Problem details
Rewrite the data from the start through the line with "x-tick-label: CC xyxy=(547,472,566,488)", replacing "Weed species" with "Weed type" and leaving everything else as it is.

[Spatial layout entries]

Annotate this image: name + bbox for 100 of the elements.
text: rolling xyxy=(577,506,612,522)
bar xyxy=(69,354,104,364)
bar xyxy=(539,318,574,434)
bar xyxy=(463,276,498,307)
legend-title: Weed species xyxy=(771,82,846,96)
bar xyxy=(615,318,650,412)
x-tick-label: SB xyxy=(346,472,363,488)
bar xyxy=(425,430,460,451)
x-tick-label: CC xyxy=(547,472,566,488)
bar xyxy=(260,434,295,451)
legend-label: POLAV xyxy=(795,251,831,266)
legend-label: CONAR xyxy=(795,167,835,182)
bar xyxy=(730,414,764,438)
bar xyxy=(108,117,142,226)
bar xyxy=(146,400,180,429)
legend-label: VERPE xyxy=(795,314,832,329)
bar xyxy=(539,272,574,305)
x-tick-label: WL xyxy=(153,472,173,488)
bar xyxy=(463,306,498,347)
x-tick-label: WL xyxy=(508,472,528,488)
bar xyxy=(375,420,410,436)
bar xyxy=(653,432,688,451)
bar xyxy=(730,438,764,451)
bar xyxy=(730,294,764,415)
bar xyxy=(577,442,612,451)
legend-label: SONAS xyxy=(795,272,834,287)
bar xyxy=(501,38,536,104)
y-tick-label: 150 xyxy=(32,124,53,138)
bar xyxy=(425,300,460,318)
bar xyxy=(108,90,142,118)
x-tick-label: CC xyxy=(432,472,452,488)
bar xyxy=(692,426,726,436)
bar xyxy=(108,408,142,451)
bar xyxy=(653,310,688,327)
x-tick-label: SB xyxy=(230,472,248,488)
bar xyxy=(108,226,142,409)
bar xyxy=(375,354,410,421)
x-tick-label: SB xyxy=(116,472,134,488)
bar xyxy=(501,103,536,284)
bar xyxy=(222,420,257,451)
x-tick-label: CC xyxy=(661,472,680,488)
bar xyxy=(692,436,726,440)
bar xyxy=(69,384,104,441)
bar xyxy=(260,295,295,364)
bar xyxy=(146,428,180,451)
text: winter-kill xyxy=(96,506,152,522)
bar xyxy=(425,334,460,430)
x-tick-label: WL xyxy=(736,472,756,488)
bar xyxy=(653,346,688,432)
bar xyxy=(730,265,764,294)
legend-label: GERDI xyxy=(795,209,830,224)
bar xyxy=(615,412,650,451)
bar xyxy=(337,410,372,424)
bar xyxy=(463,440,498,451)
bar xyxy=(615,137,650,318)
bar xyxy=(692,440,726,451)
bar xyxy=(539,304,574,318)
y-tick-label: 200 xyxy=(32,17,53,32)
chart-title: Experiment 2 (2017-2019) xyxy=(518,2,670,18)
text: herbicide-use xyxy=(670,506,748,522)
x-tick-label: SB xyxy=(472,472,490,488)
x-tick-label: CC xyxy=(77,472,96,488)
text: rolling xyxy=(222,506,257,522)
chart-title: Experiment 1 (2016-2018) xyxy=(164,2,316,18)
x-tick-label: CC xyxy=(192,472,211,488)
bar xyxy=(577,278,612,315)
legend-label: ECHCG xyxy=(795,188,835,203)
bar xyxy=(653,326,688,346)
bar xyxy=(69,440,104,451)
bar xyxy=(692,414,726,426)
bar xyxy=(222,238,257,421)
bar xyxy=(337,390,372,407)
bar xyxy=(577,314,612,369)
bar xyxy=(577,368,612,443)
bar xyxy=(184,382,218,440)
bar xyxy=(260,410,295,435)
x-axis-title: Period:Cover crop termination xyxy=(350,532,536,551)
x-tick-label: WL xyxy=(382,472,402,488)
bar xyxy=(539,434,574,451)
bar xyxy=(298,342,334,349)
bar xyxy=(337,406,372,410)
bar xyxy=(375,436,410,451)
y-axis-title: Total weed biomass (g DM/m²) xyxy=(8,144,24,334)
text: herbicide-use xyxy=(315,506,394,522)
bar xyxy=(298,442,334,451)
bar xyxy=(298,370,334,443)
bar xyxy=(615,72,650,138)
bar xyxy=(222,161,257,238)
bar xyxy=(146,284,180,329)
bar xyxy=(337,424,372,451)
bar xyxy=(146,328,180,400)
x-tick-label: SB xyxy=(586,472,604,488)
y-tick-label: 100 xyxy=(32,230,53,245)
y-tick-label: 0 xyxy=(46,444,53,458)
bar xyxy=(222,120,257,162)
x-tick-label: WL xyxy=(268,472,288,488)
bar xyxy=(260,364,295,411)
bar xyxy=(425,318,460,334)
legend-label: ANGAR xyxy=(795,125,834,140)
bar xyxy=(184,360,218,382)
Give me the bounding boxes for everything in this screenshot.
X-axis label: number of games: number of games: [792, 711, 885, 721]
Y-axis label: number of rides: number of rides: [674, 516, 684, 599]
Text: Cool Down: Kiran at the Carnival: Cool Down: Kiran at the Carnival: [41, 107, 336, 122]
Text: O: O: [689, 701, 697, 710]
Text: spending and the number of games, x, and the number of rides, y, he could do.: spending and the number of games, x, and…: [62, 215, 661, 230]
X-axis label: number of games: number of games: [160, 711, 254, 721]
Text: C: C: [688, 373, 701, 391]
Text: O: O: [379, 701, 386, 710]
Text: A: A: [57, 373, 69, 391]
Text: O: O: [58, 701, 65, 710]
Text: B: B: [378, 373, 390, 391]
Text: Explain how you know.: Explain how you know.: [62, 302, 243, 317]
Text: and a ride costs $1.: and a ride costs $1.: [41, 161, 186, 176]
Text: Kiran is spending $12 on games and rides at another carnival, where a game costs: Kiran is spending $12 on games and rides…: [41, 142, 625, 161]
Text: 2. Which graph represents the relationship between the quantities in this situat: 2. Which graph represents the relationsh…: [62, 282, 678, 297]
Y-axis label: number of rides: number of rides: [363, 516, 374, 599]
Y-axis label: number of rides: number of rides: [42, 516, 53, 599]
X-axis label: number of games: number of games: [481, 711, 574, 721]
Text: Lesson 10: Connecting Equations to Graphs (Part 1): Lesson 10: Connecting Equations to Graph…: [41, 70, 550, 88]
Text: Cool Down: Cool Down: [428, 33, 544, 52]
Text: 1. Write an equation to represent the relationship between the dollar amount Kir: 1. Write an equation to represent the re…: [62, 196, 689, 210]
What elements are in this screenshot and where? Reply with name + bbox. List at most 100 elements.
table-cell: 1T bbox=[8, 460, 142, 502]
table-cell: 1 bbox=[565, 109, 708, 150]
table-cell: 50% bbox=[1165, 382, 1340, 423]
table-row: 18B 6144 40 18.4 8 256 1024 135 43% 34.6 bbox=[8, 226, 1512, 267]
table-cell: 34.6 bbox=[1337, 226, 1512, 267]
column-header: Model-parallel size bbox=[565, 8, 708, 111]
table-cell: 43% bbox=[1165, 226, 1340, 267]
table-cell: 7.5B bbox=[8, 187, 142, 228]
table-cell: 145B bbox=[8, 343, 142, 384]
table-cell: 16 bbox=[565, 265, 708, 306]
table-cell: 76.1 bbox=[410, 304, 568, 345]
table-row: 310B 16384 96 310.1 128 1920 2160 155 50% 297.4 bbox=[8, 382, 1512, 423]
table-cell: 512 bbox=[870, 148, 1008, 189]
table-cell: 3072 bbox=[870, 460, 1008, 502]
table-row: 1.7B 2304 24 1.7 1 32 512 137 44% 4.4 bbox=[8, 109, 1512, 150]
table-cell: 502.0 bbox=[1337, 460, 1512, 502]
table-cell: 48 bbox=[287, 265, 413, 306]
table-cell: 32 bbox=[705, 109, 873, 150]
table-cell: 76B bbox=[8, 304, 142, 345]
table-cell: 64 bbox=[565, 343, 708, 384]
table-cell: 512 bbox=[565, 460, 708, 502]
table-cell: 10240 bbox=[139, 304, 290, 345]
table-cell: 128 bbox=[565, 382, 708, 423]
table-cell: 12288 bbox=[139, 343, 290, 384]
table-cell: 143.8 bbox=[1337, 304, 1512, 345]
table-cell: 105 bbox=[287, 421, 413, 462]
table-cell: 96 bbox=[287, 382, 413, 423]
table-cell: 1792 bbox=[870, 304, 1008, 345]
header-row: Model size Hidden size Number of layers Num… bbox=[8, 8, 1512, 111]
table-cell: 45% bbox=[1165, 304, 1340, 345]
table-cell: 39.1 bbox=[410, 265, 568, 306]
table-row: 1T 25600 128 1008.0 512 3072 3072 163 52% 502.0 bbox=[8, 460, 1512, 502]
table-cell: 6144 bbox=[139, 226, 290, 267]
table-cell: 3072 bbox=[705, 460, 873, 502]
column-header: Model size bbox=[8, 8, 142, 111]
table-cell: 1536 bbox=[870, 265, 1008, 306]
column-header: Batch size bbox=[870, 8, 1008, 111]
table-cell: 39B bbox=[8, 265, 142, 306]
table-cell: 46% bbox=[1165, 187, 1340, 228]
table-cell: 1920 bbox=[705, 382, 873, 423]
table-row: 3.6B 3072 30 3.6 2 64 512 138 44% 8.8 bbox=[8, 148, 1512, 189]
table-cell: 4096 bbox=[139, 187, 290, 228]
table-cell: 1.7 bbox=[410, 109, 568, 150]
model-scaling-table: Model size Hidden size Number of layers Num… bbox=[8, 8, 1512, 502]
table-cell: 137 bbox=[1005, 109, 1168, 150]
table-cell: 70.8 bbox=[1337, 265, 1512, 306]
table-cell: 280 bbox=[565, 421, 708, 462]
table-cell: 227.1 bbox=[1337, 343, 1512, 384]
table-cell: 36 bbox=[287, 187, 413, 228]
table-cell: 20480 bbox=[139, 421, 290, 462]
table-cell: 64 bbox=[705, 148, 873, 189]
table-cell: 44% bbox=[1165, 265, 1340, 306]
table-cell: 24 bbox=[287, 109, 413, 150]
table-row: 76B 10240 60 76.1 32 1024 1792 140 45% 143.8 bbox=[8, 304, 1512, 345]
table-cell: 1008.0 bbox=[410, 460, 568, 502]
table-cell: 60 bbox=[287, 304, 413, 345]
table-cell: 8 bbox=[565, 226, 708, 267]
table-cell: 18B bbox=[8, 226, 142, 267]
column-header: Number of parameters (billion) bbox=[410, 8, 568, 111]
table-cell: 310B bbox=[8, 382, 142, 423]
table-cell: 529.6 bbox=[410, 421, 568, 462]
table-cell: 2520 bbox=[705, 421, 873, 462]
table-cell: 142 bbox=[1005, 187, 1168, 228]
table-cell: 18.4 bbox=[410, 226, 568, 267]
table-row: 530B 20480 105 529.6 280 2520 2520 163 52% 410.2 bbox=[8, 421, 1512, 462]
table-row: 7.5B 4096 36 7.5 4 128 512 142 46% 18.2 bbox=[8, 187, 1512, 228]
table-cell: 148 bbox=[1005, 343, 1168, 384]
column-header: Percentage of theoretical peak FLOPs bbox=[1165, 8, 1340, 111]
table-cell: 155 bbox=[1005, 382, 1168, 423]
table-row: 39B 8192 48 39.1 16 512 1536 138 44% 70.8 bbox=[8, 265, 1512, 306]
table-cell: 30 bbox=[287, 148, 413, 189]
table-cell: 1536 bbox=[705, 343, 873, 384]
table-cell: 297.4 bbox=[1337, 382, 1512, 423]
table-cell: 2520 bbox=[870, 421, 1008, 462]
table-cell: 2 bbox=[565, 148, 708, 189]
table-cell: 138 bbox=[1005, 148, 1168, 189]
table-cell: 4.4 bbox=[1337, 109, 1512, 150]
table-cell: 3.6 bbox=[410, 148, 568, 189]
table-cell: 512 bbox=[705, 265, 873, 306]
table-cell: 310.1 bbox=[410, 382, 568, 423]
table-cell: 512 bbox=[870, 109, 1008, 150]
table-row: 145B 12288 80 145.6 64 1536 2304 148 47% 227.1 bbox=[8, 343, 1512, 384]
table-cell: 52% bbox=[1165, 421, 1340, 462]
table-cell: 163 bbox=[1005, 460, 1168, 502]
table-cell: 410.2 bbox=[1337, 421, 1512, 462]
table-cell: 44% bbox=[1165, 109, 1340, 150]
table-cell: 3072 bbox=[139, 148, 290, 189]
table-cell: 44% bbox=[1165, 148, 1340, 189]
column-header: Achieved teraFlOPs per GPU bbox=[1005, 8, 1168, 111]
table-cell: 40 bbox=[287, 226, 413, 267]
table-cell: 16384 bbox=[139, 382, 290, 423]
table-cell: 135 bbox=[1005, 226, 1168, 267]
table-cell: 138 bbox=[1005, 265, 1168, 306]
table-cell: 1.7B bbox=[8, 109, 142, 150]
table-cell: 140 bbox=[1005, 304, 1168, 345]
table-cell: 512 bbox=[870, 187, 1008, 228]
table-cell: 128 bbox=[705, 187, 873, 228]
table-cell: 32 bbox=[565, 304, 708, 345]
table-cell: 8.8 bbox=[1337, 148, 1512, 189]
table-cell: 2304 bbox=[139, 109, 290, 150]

Solved problem
Annotate this image: name + bbox for 100 of the elements.
text: rolling xyxy=(577,506,612,522)
bar xyxy=(69,354,104,364)
bar xyxy=(539,318,574,434)
bar xyxy=(463,276,498,307)
legend-title: Weed type xyxy=(771,82,846,96)
bar xyxy=(615,318,650,412)
x-tick-label: SB xyxy=(346,472,363,488)
bar xyxy=(425,430,460,451)
x-tick-label: CC xyxy=(547,472,566,488)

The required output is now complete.